[Rows from a dataset]
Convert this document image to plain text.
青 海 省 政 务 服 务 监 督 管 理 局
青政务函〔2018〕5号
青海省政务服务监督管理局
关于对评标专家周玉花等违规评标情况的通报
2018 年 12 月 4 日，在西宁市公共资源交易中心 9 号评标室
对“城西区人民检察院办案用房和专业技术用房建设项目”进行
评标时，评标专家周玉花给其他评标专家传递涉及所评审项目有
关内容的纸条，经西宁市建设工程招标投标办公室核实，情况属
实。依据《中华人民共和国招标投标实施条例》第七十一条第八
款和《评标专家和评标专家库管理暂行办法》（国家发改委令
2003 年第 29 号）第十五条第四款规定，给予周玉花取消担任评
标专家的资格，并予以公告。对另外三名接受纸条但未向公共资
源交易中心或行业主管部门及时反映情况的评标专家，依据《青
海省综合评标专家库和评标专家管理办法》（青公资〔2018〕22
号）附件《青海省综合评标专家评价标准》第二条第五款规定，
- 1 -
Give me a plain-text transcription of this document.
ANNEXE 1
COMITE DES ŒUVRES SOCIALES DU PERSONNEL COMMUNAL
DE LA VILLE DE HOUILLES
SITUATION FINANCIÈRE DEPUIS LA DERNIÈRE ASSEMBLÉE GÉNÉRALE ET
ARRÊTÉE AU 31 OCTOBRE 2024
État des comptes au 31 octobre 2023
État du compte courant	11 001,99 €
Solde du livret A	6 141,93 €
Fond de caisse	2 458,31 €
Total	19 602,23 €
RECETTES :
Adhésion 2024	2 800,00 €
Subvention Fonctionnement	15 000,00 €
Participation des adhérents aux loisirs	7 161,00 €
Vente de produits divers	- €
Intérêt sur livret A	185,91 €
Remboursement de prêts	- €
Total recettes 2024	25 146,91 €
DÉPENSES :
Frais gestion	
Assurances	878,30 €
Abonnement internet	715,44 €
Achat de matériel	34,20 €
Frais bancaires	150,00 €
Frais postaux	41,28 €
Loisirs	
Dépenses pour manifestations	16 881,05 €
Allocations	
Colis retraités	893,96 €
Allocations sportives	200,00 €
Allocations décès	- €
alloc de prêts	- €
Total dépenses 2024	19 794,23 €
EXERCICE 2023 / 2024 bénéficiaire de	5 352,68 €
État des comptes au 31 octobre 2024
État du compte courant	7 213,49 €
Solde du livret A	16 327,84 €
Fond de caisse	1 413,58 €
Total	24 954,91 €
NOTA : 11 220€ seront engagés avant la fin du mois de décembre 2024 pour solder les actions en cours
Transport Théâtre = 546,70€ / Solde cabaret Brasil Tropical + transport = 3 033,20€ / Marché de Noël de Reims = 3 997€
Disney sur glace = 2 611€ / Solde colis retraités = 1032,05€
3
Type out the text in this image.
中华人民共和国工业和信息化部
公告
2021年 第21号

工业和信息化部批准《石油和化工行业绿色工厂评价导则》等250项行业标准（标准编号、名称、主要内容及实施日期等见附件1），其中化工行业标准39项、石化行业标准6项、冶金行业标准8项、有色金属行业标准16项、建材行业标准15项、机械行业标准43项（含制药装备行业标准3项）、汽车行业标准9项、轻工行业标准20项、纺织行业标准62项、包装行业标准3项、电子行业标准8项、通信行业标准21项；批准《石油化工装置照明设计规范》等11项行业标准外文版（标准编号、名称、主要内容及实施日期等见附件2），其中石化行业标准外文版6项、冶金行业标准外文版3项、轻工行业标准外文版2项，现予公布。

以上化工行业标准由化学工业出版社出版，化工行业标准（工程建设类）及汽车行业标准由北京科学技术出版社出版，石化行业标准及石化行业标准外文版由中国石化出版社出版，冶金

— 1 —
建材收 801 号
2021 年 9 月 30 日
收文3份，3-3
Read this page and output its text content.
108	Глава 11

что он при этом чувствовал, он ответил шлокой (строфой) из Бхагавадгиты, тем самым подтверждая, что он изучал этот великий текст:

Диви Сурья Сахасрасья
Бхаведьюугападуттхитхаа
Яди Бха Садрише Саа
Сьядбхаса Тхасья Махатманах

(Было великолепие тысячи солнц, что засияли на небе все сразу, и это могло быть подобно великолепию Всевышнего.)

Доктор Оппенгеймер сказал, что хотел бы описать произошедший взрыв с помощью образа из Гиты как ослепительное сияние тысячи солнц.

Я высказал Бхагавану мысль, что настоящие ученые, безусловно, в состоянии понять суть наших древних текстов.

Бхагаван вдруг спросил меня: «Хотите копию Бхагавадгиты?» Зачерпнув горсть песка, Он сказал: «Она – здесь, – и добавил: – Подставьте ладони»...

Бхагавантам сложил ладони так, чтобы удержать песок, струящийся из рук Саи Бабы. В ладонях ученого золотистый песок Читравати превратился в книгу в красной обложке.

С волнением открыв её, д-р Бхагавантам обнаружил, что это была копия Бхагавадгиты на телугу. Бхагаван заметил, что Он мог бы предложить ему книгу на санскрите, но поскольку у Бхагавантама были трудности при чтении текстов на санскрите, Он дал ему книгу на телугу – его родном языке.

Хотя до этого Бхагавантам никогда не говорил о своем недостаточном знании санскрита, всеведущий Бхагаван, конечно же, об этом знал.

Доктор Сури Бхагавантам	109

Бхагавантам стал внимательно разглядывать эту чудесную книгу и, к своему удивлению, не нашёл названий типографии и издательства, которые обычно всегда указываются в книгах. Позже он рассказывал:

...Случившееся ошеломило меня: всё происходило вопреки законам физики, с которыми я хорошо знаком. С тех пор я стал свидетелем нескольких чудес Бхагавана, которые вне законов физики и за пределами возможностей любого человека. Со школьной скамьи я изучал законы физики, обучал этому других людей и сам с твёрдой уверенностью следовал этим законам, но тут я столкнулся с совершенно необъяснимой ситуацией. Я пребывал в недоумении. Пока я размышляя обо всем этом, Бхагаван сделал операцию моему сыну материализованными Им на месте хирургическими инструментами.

## [TASK STATEMENT]
Copy the material above verbatim.

## [ANSWER]
Convert this document image to plain text.
青 海 省 政 务 服 务 监 督 管 理 局
青政务函〔2018〕5号
青海省政务服务监督管理局
关于对评标专家周玉花等违规评标情况的通报
2018 年 12 月 4 日，在西宁市公共资源交易中心 9 号评标室
对“城西区人民检察院办案用房和专业技术用房建设项目”进行
评标时，评标专家周玉花给其他评标专家传递涉及所评审项目有
关内容的纸条，经西宁市建设工程招标投标办公室核实，情况属
实。依据《中华人民共和国招标投标实施条例》第七十一条第八
款和《评标专家和评标专家库管理暂行办法》（国家发改委令
2003 年第 29 号）第十五条第四款规定，给予周玉花取消担任评
标专家的资格，并予以公告。对另外三名接受纸条但未向公共资
源交易中心或行业主管部门及时反映情况的评标专家，依据《青
海省综合评标专家库和评标专家管理办法》（青公资〔2018〕22
号）附件《青海省综合评标专家评价标准》第二条第五款规定，
- 1 -
Give me a plain-text transcription of this document.
ANNEXE 1
COMITE DES ŒUVRES SOCIALES DU PERSONNEL COMMUNAL
DE LA VILLE DE HOUILLES
SITUATION FINANCIÈRE DEPUIS LA DERNIÈRE ASSEMBLÉE GÉNÉRALE ET
ARRÊTÉE AU 31 OCTOBRE 2024
État des comptes au 31 octobre 2023
État du compte courant	11 001,99 €
Solde du livret A	6 141,93 €
Fond de caisse	2 458,31 €
Total	19 602,23 €
RECETTES :
Adhésion 2024	2 800,00 €
Subvention Fonctionnement	15 000,00 €
Participation des adhérents aux loisirs	7 161,00 €
Vente de produits divers	- €
Intérêt sur livret A	185,91 €
Remboursement de prêts	- €
Total recettes 2024	25 146,91 €
DÉPENSES :
Frais gestion	
Assurances	878,30 €
Abonnement internet	715,44 €
Achat de matériel	34,20 €
Frais bancaires	150,00 €
Frais postaux	41,28 €
Loisirs	
Dépenses pour manifestations	16 881,05 €
Allocations	
Colis retraités	893,96 €
Allocations sportives	200,00 €
Allocations décès	- €
alloc de prêts	- €
Total dépenses 2024	19 794,23 €
EXERCICE 2023 / 2024 bénéficiaire de	5 352,68 €
État des comptes au 31 octobre 2024
État du compte courant	7 213,49 €
Solde du livret A	16 327,84 €
Fond de caisse	1 413,58 €
Total	24 954,91 €
NOTA : 11 220€ seront engagés avant la fin du mois de décembre 2024 pour solder les actions en cours
Transport Théâtre = 546,70€ / Solde cabaret Brasil Tropical + transport = 3 033,20€ / Marché de Noël de Reims = 3 997€
Disney sur glace = 2 611€ / Solde colis retraités = 1032,05€
3
Type out the text in this image.
中华人民共和国工业和信息化部
公告
2021年 第21号

工业和信息化部批准《石油和化工行业绿色工厂评价导则》等250项行业标准（标准编号、名称、主要内容及实施日期等见附件1），其中化工行业标准39项、石化行业标准6项、冶金行业标准8项、有色金属行业标准16项、建材行业标准15项、机械行业标准43项（含制药装备行业标准3项）、汽车行业标准9项、轻工行业标准20项、纺织行业标准62项、包装行业标准3项、电子行业标准8项、通信行业标准21项；批准《石油化工装置照明设计规范》等11项行业标准外文版（标准编号、名称、主要内容及实施日期等见附件2），其中石化行业标准外文版6项、冶金行业标准外文版3项、轻工行业标准外文版2项，现予公布。

以上化工行业标准由化学工业出版社出版，化工行业标准（工程建设类）及汽车行业标准由北京科学技术出版社出版，石化行业标准及石化行业标准外文版由中国石化出版社出版，冶金

— 1 —
建材收 801 号
2021 年 9 月 30 日
收文3份，3-3
Read this page and output its text content.
108	Глава 11

что он при этом чувствовал, он ответил шлокой (строфой) из Бхагавадгиты, тем самым подтверждая, что он изучал этот великий текст:

Диви Сурья Сахасрасья
Бхаведьюугападуттхитхаа
Яди Бха Садрише Саа
Сьядбхаса Тхасья Махатманах

(Было великолепие тысячи солнц, что засияли на небе все сразу, и это могло быть подобно великолепию Всевышнего.)

Доктор Оппенгеймер сказал, что хотел бы описать произошедший взрыв с помощью образа из Гиты как ослепительное сияние тысячи солнц.

Я высказал Бхагавану мысль, что настоящие ученые, безусловно, в состоянии понять суть наших древних текстов.

Бхагаван вдруг спросил меня: «Хотите копию Бхагавадгиты?» Зачерпнув горсть песка, Он сказал: «Она – здесь, – и добавил: – Подставьте ладони»...

Бхагавантам сложил ладони так, чтобы удержать песок, струящийся из рук Саи Бабы. В ладонях ученого золотистый песок Читравати превратился в книгу в красной обложке.

С волнением открыв её, д-р Бхагавантам обнаружил, что это была копия Бхагавадгиты на телугу. Бхагаван заметил, что Он мог бы предложить ему книгу на санскрите, но поскольку у Бхагавантама были трудности при чтении текстов на санскрите, Он дал ему книгу на телугу – его родном языке.

Хотя до этого Бхагавантам никогда не говорил о своем недостаточном знании санскрита, всеведущий Бхагаван, конечно же, об этом знал.

Доктор Сури Бхагавантам	109

Бхагавантам стал внимательно разглядывать эту чудесную книгу и, к своему удивлению, не нашёл названий типографии и издательства, которые обычно всегда указываются в книгах. Позже он рассказывал:

...Случившееся ошеломило меня: всё происходило вопреки законам физики, с которыми я хорошо знаком. С тех пор я стал свидетелем нескольких чудес Бхагавана, которые вне законов физики и за пределами возможностей любого человека. Со школьной скамьи я изучал законы физики, обучал этому других людей и сам с твёрдой уверенностью следовал этим законам, но тут я столкнулся с совершенно необъяснимой ситуацией. Я пребывал в недоумении. Пока я размышляя обо всем этом, Бхагаван сделал операцию моему сыну материализованными Им на месте хирургическими инструментами.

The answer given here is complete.